• Stated task: Pick out each line of the records in which the word "screenshot" appears.

== Data shown

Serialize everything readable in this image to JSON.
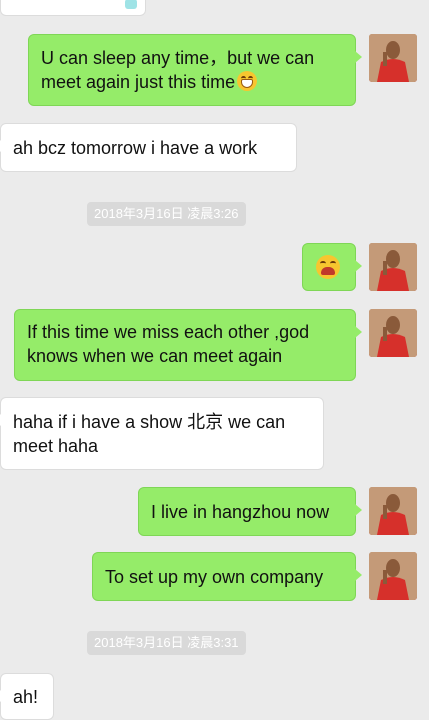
{
  "messages": [
    {
      "id": "m1",
      "side": "out",
      "lines": [
        "U can sleep any time，but we can",
        "meet again just this time"
      ],
      "emoji": "grin"
    },
    {
      "id": "m2",
      "side": "in",
      "lines": [
        "ah bcz tomorrow i have a work"
      ]
    },
    {
      "id": "ts1",
      "type": "timestamp",
      "text": "2018年3月16日 凌晨3:26"
    },
    {
      "id": "m3",
      "side": "out",
      "emoji_only": "laugh"
    },
    {
      "id": "m4",
      "side": "out",
      "lines": [
        "If this time we miss each other ,god",
        "knows when we can meet again"
      ]
    },
    {
      "id": "m5",
      "side": "in",
      "lines": [
        "haha if i have a show 北京 we can",
        "meet haha"
      ]
    },
    {
      "id": "m6",
      "side": "out",
      "lines": [
        "I live in hangzhou now"
      ]
    },
    {
      "id": "m7",
      "side": "out",
      "lines": [
        "To set up my own company"
      ]
    },
    {
      "id": "ts2",
      "type": "timestamp",
      "text": "2018年3月16日 凌晨3:31"
    },
    {
      "id": "m8",
      "side": "in",
      "lines": [
        "ah!"
      ]
    }
  ],
  "colors": {
    "background": "#ebebeb",
    "outgoing_bubble": "#95ec69",
    "incoming_bubble": "#ffffff",
    "timestamp_bg": "#d9d9d9"
  }
}
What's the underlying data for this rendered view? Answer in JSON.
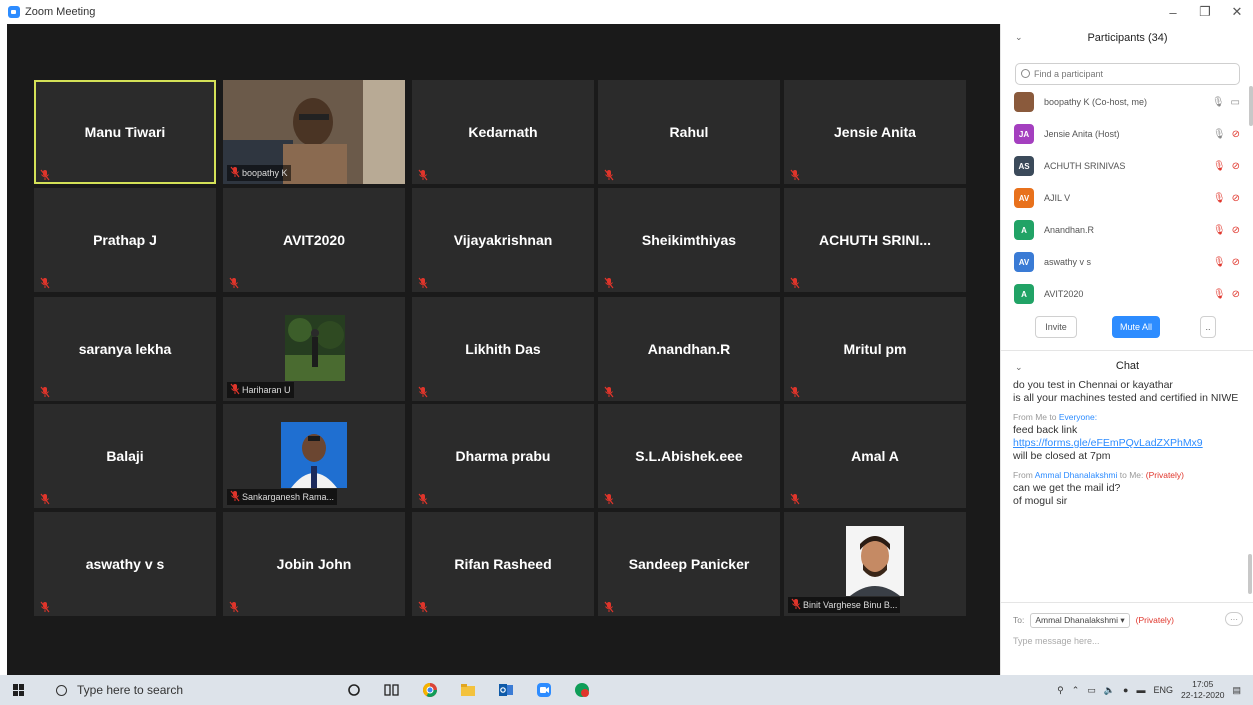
{
  "window": {
    "title": "Zoom Meeting",
    "minimize": "–",
    "restore": "❐",
    "close": "✕"
  },
  "tiles": [
    {
      "name": "Manu Tiwari",
      "active": true
    },
    {
      "name": "",
      "label": "boopathy K",
      "video": "person"
    },
    {
      "name": "Kedarnath"
    },
    {
      "name": "Rahul"
    },
    {
      "name": "Jensie Anita"
    },
    {
      "name": "Prathap J"
    },
    {
      "name": "AVIT2020"
    },
    {
      "name": "Vijayakrishnan"
    },
    {
      "name": "Sheikimthiyas"
    },
    {
      "name": "ACHUTH SRINI..."
    },
    {
      "name": "saranya lekha"
    },
    {
      "name": "",
      "label": "Hariharan U",
      "video": "forest"
    },
    {
      "name": "Likhith Das"
    },
    {
      "name": "Anandhan.R"
    },
    {
      "name": "Mritul pm"
    },
    {
      "name": "Balaji"
    },
    {
      "name": "",
      "label": "Sankarganesh Rama...",
      "video": "portrait-blue"
    },
    {
      "name": "Dharma prabu"
    },
    {
      "name": "S.L.Abishek.eee"
    },
    {
      "name": "Amal A"
    },
    {
      "name": "aswathy v s"
    },
    {
      "name": "Jobin John"
    },
    {
      "name": "Rifan Rasheed"
    },
    {
      "name": "Sandeep Panicker"
    },
    {
      "name": "",
      "label": "Binit Varghese Binu B...",
      "video": "portrait-white"
    }
  ],
  "participants": {
    "header": "Participants (34)",
    "search_placeholder": "Find a participant",
    "list": [
      {
        "initials": "",
        "name": "boopathy K (Co-host, me)",
        "color": "#8a5a3c",
        "mic": "gray",
        "cam": "gray"
      },
      {
        "initials": "JA",
        "name": "Jensie Anita (Host)",
        "color": "#a43fbf",
        "mic": "gray",
        "cam": "red"
      },
      {
        "initials": "AS",
        "name": "ACHUTH SRINIVAS",
        "color": "#3b4a5a",
        "mic": "red",
        "cam": "red"
      },
      {
        "initials": "AV",
        "name": "AJIL V",
        "color": "#e8711c",
        "mic": "red",
        "cam": "red"
      },
      {
        "initials": "A",
        "name": "Anandhan.R",
        "color": "#21a366",
        "mic": "red",
        "cam": "red"
      },
      {
        "initials": "AV",
        "name": "aswathy v s",
        "color": "#3a7bd5",
        "mic": "red",
        "cam": "red"
      },
      {
        "initials": "A",
        "name": "AVIT2020",
        "color": "#21a366",
        "mic": "red",
        "cam": "red"
      }
    ],
    "invite": "Invite",
    "mute_all": "Mute All",
    "more": ".."
  },
  "chat": {
    "header": "Chat",
    "msg1": "do you test in Chennai or kayathar",
    "msg2": "is all your machines tested  and certified in NIWE",
    "meta2_from": "From Me to ",
    "meta2_to": "Everyone:",
    "msg3": "feed back link",
    "link": "https://forms.gle/eFEmPQvLadZXPhMx9",
    "msg4": "will be closed at 7pm",
    "meta3_from": "From ",
    "meta3_name": "Ammal Dhanalakshmi",
    "meta3_to": " to Me: ",
    "meta3_priv": "(Privately)",
    "msg5": "can we get the mail id?",
    "msg6": "of mogul sir",
    "to_label": "To:",
    "to_value": "Ammal Dhanalakshmi ▾",
    "to_priv": "(Privately)",
    "to_more": "···",
    "input_placeholder": "Type message here..."
  },
  "taskbar": {
    "search_placeholder": "Type here to search",
    "lang": "ENG",
    "time": "17:05",
    "date": "22-12-2020"
  }
}
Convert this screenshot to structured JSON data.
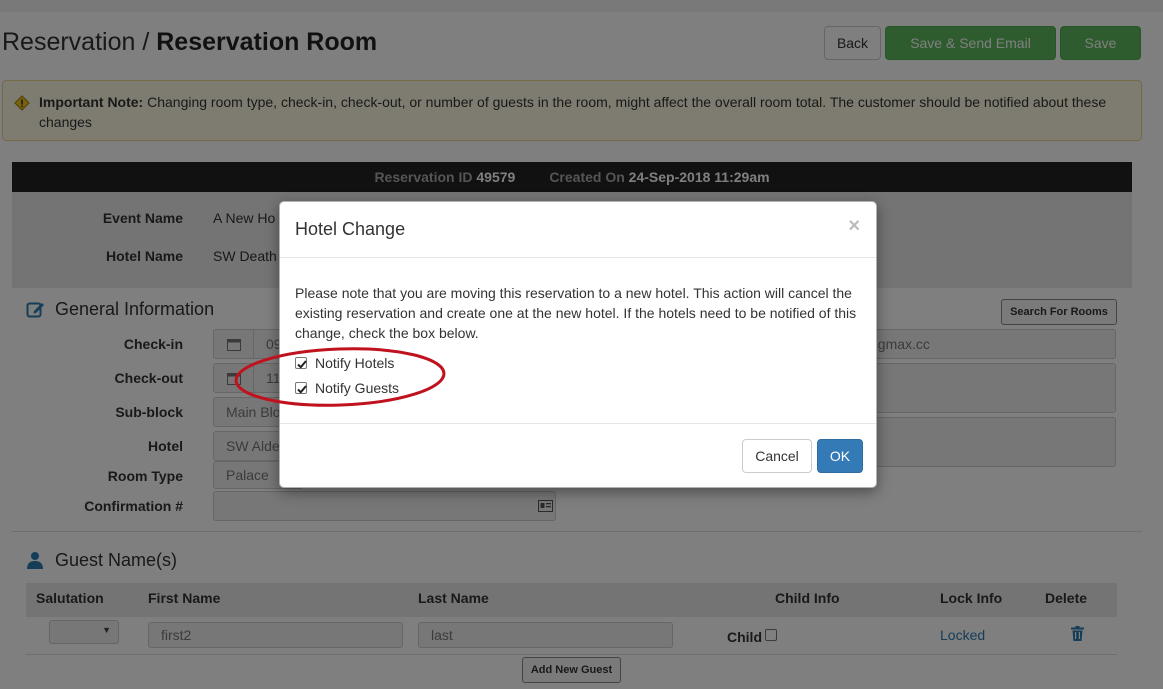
{
  "header": {
    "breadcrumb_parent": "Reservation / ",
    "title": "Reservation Room",
    "back_label": "Back",
    "save_send_label": "Save & Send Email",
    "save_label": "Save"
  },
  "alert": {
    "icon": "warning-icon",
    "strong": "Important Note:",
    "text": " Changing room type, check-in, check-out, or number of guests in the room, might affect the overall room total. The customer should be notified about these changes"
  },
  "infobar": {
    "reservation_id_label": "Reservation ID",
    "reservation_id": "49579",
    "created_label": "Created On",
    "created_value": "24-Sep-2018 11:29am"
  },
  "event": {
    "event_name_label": "Event Name",
    "event_name_value": "A New Ho",
    "hotel_name_label": "Hotel Name",
    "hotel_name_value": "SW Death"
  },
  "general": {
    "title": "General Information",
    "icon": "edit-icon",
    "search_rooms_label": "Search For Rooms",
    "checkin_label": "Check-in",
    "checkin_value": "09",
    "checkout_label": "Check-out",
    "checkout_value": "11",
    "subblock_label": "Sub-block",
    "subblock_value": "Main Blo",
    "hotel_label": "Hotel",
    "hotel_value": "SW Alde",
    "roomtype_label": "Room Type",
    "roomtype_value": "Palace",
    "confirmation_label": "Confirmation #",
    "email_value": "tingmax.cc"
  },
  "guests": {
    "title": "Guest Name(s)",
    "icon": "user-icon",
    "columns": [
      "Salutation",
      "First Name",
      "Last Name",
      "Child Info",
      "Lock Info",
      "Delete"
    ],
    "rows": [
      {
        "first_name": "first2",
        "last_name": "last",
        "child_label": "Child",
        "lock": "Locked"
      }
    ],
    "add_label": "Add New Guest"
  },
  "modal": {
    "title": "Hotel Change",
    "close": "×",
    "body": "Please note that you are moving this reservation to a new hotel. This action will cancel the existing reservation and create one at the new hotel. If the hotels need to be notified of this change, check the box below.",
    "notify_hotels_label": "Notify Hotels",
    "notify_hotels_checked": true,
    "notify_guests_label": "Notify Guests",
    "notify_guests_checked": true,
    "cancel_label": "Cancel",
    "ok_label": "OK"
  },
  "colors": {
    "success": "#5cb85c",
    "primary": "#337ab7",
    "alert_bg": "#fcf8e3",
    "annotation": "#c0121e"
  }
}
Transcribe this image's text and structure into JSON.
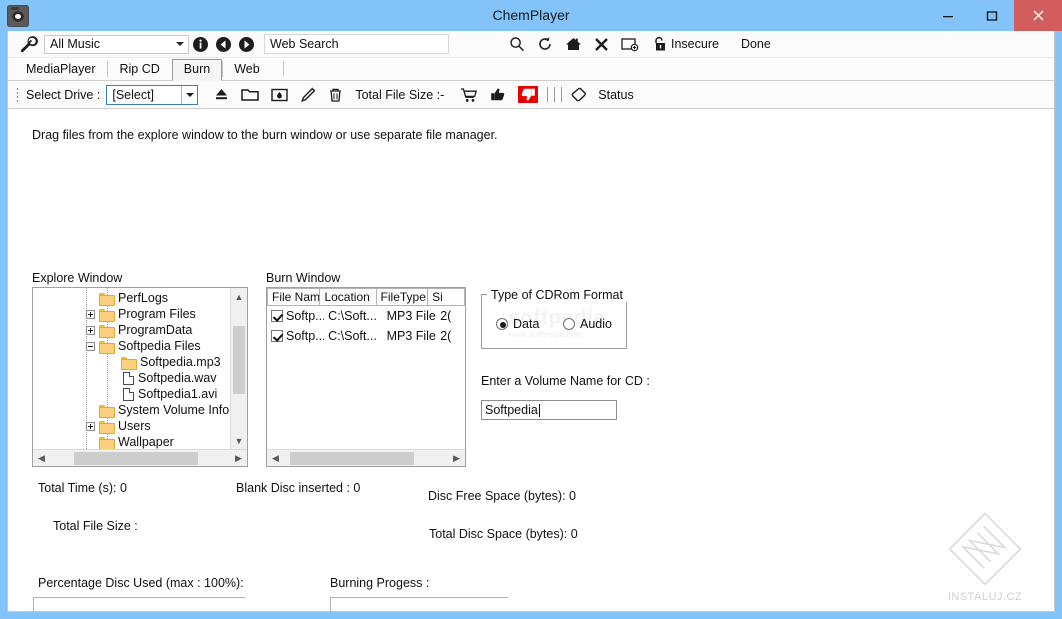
{
  "window": {
    "title": "ChemPlayer",
    "app_icon": "camera-icon",
    "minimize": "minimize-icon",
    "maximize": "maximize-icon",
    "close": "close-icon",
    "titlebar_color": "#82c3fa",
    "close_color": "#d35c5c"
  },
  "navbar": {
    "wrench_icon": "wrench-icon",
    "library_combo": "All Music",
    "info_icon": "info-icon",
    "back_icon": "back-arrow-icon",
    "forward_icon": "forward-arrow-icon",
    "search_value": "Web Search",
    "search_placeholder": "Web Search",
    "icons": [
      {
        "name": "search-icon",
        "label": ""
      },
      {
        "name": "refresh-icon",
        "label": ""
      },
      {
        "name": "home-icon",
        "label": ""
      },
      {
        "name": "stop-icon",
        "label": ""
      },
      {
        "name": "add-folder-icon",
        "label": ""
      },
      {
        "name": "unlock-icon",
        "label": "Insecure"
      }
    ],
    "status_label": "Done"
  },
  "tabs": [
    {
      "label": "MediaPlayer",
      "active": false
    },
    {
      "label": "Rip CD",
      "active": false
    },
    {
      "label": "Burn",
      "active": true
    },
    {
      "label": "Web",
      "active": false
    }
  ],
  "toolbar": {
    "select_drive_label": "Select Drive :",
    "drive_value": "[Select]",
    "total_file_size_label": "Total File Size :-",
    "status_label": "Status",
    "icons": [
      "eject-icon",
      "open-folder-icon",
      "burn-folder-icon",
      "pencil-icon",
      "trash-icon",
      "cart-icon",
      "thumbs-up-icon",
      "thumbs-down-icon",
      "eraser-icon"
    ],
    "hot_icon_color": "#e60000"
  },
  "main": {
    "hint": "Drag files from the explore window to the burn window or use separate file manager.",
    "explore_label": "Explore Window",
    "burn_label": "Burn Window",
    "tree": [
      {
        "label": "PerfLogs",
        "depth": 2,
        "icon": "folder-icon",
        "expander": "none"
      },
      {
        "label": "Program Files",
        "depth": 2,
        "icon": "folder-icon",
        "expander": "plus"
      },
      {
        "label": "ProgramData",
        "depth": 2,
        "icon": "folder-icon",
        "expander": "plus"
      },
      {
        "label": "Softpedia Files",
        "depth": 2,
        "icon": "folder-icon",
        "expander": "minus"
      },
      {
        "label": "Softpedia.mp3",
        "depth": 3,
        "icon": "folder-icon",
        "expander": "none"
      },
      {
        "label": "Softpedia.wav",
        "depth": 3,
        "icon": "file-icon",
        "expander": "none"
      },
      {
        "label": "Softpedia1.avi",
        "depth": 3,
        "icon": "file-icon",
        "expander": "none"
      },
      {
        "label": "System Volume Informatic",
        "depth": 2,
        "icon": "folder-icon",
        "expander": "none"
      },
      {
        "label": "Users",
        "depth": 2,
        "icon": "folder-icon",
        "expander": "plus"
      },
      {
        "label": "Wallpaper",
        "depth": 2,
        "icon": "folder-icon",
        "expander": "none"
      }
    ],
    "burn_columns": [
      "File Name",
      "Location",
      "FileType",
      "Si"
    ],
    "burn_rows": [
      {
        "checked": true,
        "file_name": "Softp...",
        "location": "C:\\Soft...",
        "file_type": "MP3 File",
        "size": "2("
      },
      {
        "checked": true,
        "file_name": "Softp...",
        "location": "C:\\Soft...",
        "file_type": "MP3 File",
        "size": "2("
      }
    ],
    "cdrom_group_title": "Type of CDRom Format",
    "cdrom_options": [
      {
        "label": "Data",
        "selected": true
      },
      {
        "label": "Audio",
        "selected": false
      }
    ],
    "volume_label": "Enter a Volume Name for CD :",
    "volume_value": "Softpedia",
    "stats": {
      "total_time": "Total Time (s): 0",
      "blank_disc": "Blank Disc inserted :  0",
      "disc_free_space": "Disc Free Space (bytes): 0",
      "total_file_size": "Total File Size :",
      "total_disc_space": "Total Disc Space (bytes): 0"
    },
    "percentage_label": "Percentage Disc Used  (max : 100%):",
    "burning_label": "Burning Progess  :"
  },
  "watermark": {
    "text": "INSTALUJ.CZ",
    "overlay": "softpedia",
    "overlay_sub": "www.softpedia.com"
  }
}
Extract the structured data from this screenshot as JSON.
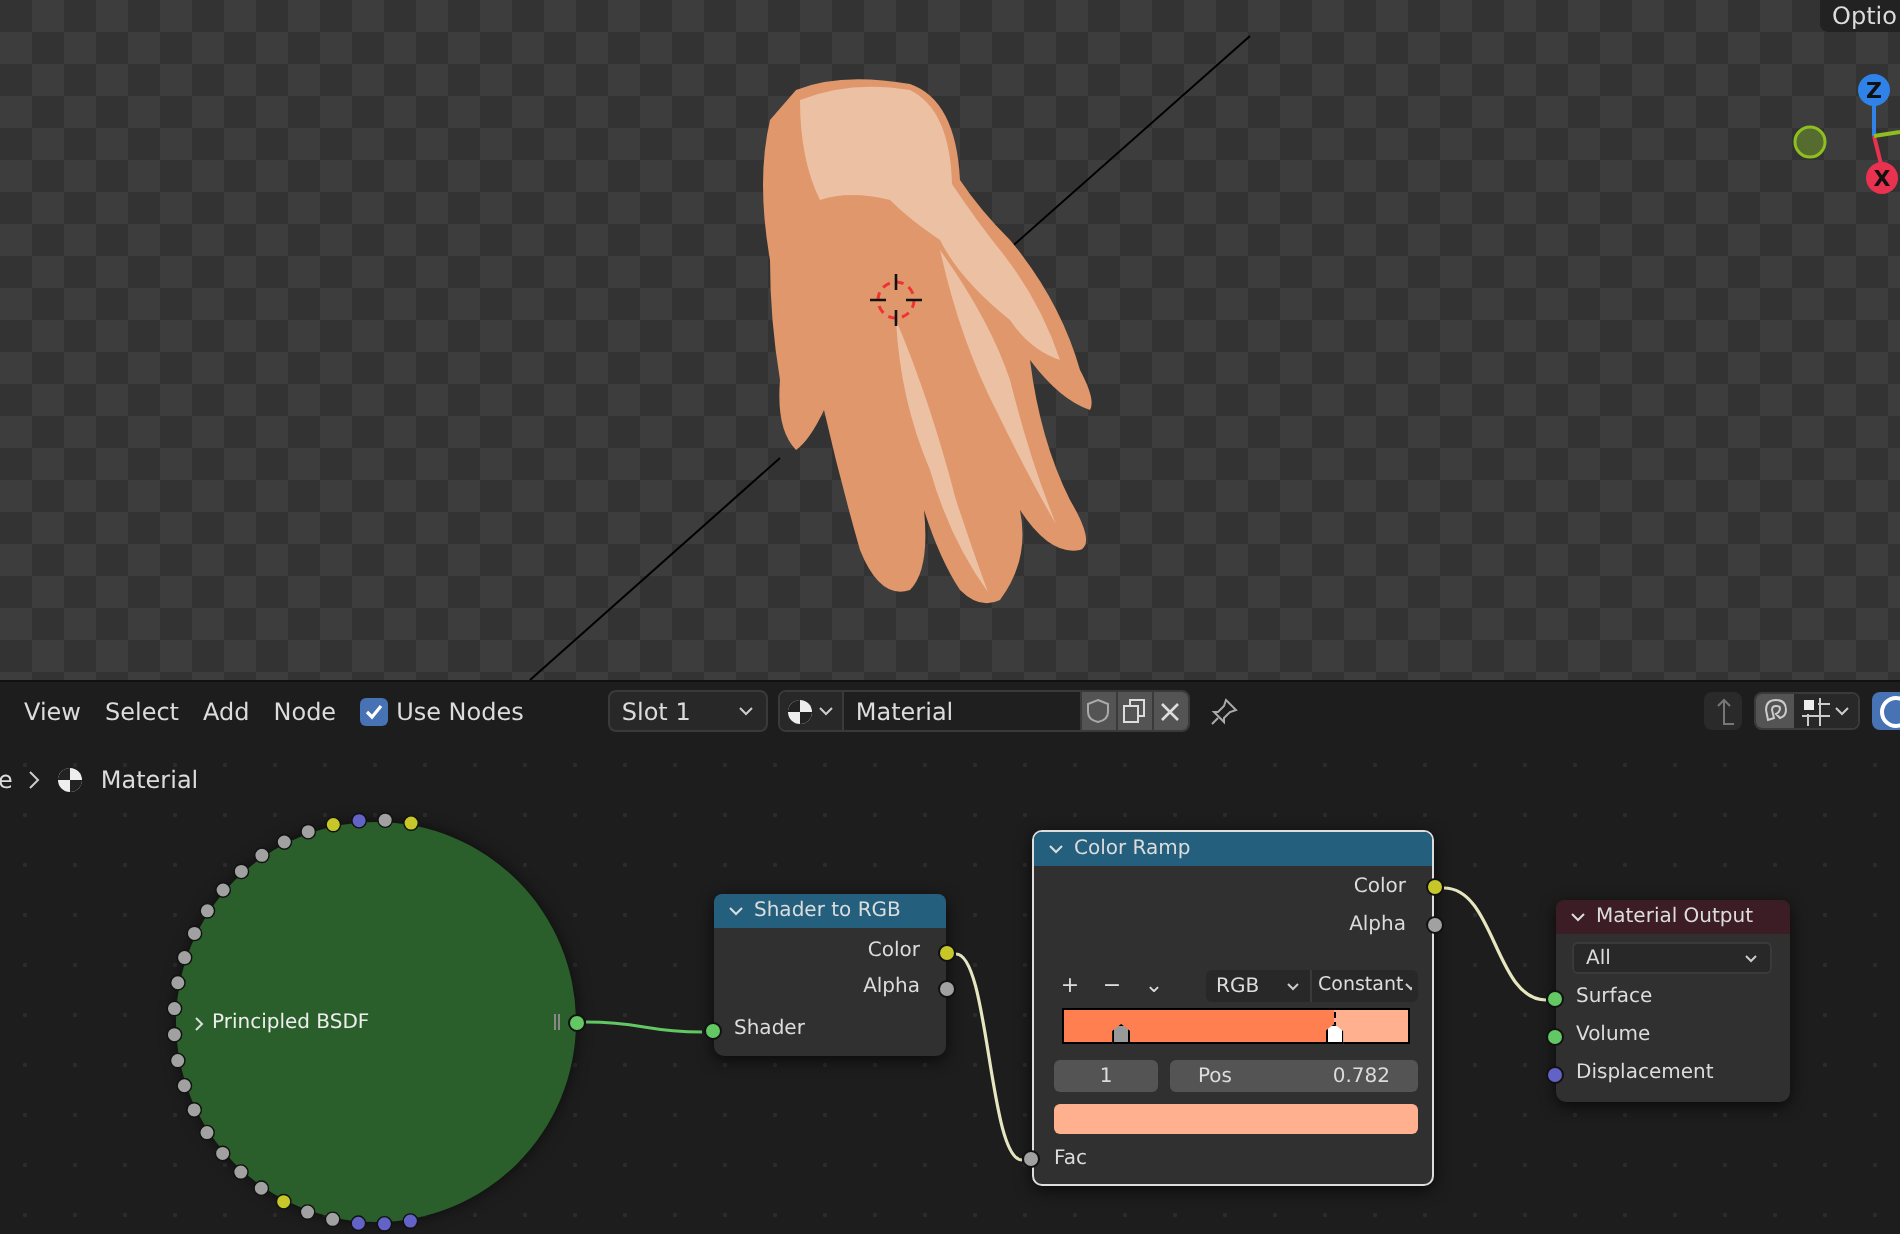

====

• The solution:
Convert this screenshot to structured JSON data.
Extract the structured data from this screenshot as JSON.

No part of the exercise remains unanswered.